### [ENTRIES PROVIDED]

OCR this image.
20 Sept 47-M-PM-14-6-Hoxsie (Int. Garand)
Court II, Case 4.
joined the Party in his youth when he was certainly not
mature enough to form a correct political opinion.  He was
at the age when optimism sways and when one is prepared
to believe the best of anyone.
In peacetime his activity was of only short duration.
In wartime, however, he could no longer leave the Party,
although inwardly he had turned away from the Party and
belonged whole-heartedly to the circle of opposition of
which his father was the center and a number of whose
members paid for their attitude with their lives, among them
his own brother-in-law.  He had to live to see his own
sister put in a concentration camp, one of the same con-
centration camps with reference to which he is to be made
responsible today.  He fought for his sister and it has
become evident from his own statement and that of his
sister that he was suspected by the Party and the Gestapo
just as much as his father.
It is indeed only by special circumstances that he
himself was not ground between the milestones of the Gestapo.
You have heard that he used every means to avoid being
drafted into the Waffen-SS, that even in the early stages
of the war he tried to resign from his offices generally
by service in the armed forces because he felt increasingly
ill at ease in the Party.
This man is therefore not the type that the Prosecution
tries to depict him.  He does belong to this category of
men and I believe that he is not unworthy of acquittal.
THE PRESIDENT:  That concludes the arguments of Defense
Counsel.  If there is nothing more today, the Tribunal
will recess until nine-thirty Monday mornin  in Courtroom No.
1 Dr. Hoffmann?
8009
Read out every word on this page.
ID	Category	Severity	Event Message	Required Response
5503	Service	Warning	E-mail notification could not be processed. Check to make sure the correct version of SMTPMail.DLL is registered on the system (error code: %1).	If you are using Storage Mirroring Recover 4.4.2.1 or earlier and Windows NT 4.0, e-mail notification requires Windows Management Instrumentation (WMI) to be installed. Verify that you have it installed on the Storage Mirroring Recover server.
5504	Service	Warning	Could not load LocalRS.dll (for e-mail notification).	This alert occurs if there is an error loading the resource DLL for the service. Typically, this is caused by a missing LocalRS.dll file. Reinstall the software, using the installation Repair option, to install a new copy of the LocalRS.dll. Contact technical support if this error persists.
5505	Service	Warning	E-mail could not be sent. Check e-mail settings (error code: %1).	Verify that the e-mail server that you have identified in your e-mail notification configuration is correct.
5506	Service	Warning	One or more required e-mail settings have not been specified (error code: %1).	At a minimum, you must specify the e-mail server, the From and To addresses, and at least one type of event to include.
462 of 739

### [TASK INSTRUCTIONS]
Retype the listing above in full, with no alterations.

### [WRITTEN REPLY]
OCR this image.
20 Sept 47-M-PM-14-6-Hoxsie (Int. Garand)
Court II, Case 4.
joined the Party in his youth when he was certainly not
mature enough to form a correct political opinion.  He was
at the age when optimism sways and when one is prepared
to believe the best of anyone.
In peacetime his activity was of only short duration.
In wartime, however, he could no longer leave the Party,
although inwardly he had turned away from the Party and
belonged whole-heartedly to the circle of opposition of
which his father was the center and a number of whose
members paid for their attitude with their lives, among them
his own brother-in-law.  He had to live to see his own
sister put in a concentration camp, one of the same con-
centration camps with reference to which he is to be made
responsible today.  He fought for his sister and it has
become evident from his own statement and that of his
sister that he was suspected by the Party and the Gestapo
just as much as his father.
It is indeed only by special circumstances that he
himself was not ground between the milestones of the Gestapo.
You have heard that he used every means to avoid being
drafted into the Waffen-SS, that even in the early stages
of the war he tried to resign from his offices generally
by service in the armed forces because he felt increasingly
ill at ease in the Party.
This man is therefore not the type that the Prosecution
tries to depict him.  He does belong to this category of
men and I believe that he is not unworthy of acquittal.
THE PRESIDENT:  That concludes the arguments of Defense
Counsel.  If there is nothing more today, the Tribunal
will recess until nine-thirty Monday mornin  in Courtroom No.
1 Dr. Hoffmann?
8009
Read out every word on this page.
ID	Category	Severity	Event Message	Required Response
5503	Service	Warning	E-mail notification could not be processed. Check to make sure the correct version of SMTPMail.DLL is registered on the system (error code: %1).	If you are using Storage Mirroring Recover 4.4.2.1 or earlier and Windows NT 4.0, e-mail notification requires Windows Management Instrumentation (WMI) to be installed. Verify that you have it installed on the Storage Mirroring Recover server.
5504	Service	Warning	Could not load LocalRS.dll (for e-mail notification).	This alert occurs if there is an error loading the resource DLL for the service. Typically, this is caused by a missing LocalRS.dll file. Reinstall the software, using the installation Repair option, to install a new copy of the LocalRS.dll. Contact technical support if this error persists.
5505	Service	Warning	E-mail could not be sent. Check e-mail settings (error code: %1).	Verify that the e-mail server that you have identified in your e-mail notification configuration is correct.
5506	Service	Warning	One or more required e-mail settings have not been specified (error code: %1).	At a minimum, you must specify the e-mail server, the From and To addresses, and at least one type of event to include.
462 of 739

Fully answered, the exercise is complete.